**PROBLEM TO SOLVE**
Reproduce the listing that follows with no differences at all.

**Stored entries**
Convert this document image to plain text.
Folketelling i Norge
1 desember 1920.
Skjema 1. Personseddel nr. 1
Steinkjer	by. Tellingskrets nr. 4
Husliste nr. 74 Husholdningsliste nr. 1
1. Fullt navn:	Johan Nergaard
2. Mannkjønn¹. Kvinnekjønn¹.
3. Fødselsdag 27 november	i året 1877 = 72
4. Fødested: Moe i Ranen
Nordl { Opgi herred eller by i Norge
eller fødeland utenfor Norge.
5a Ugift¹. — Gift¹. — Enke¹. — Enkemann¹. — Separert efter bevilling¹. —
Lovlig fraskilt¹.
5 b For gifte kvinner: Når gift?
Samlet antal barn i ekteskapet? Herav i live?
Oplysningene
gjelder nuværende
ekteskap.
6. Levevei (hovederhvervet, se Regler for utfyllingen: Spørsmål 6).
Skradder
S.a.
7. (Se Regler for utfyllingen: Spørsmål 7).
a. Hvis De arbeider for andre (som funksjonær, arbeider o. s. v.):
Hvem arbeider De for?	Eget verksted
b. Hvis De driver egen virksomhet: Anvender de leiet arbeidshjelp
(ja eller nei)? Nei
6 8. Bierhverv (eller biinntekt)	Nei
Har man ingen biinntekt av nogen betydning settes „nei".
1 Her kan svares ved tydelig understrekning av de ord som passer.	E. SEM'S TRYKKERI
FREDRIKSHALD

**ANSWER TO THE TASK**
Convert this document image to plain text.
Folketelling i Norge
1 desember 1920.
Skjema 1. Personseddel nr. 1
Steinkjer	by. Tellingskrets nr. 4
Husliste nr. 74 Husholdningsliste nr. 1
1. Fullt navn:	Johan Nergaard
2. Mannkjønn¹. Kvinnekjønn¹.
3. Fødselsdag 27 november	i året 1877 = 72
4. Fødested: Moe i Ranen
Nordl { Opgi herred eller by i Norge
eller fødeland utenfor Norge.
5a Ugift¹. — Gift¹. — Enke¹. — Enkemann¹. — Separert efter bevilling¹. —
Lovlig fraskilt¹.
5 b For gifte kvinner: Når gift?
Samlet antal barn i ekteskapet? Herav i live?
Oplysningene
gjelder nuværende
ekteskap.
6. Levevei (hovederhvervet, se Regler for utfyllingen: Spørsmål 6).
Skradder
S.a.
7. (Se Regler for utfyllingen: Spørsmål 7).
a. Hvis De arbeider for andre (som funksjonær, arbeider o. s. v.):
Hvem arbeider De for?	Eget verksted
b. Hvis De driver egen virksomhet: Anvender de leiet arbeidshjelp
(ja eller nei)? Nei
6 8. Bierhverv (eller biinntekt)	Nei
Har man ingen biinntekt av nogen betydning settes „nei".
1 Her kan svares ved tydelig understrekning av de ord som passer.	E. SEM'S TRYKKERI
FREDRIKSHALD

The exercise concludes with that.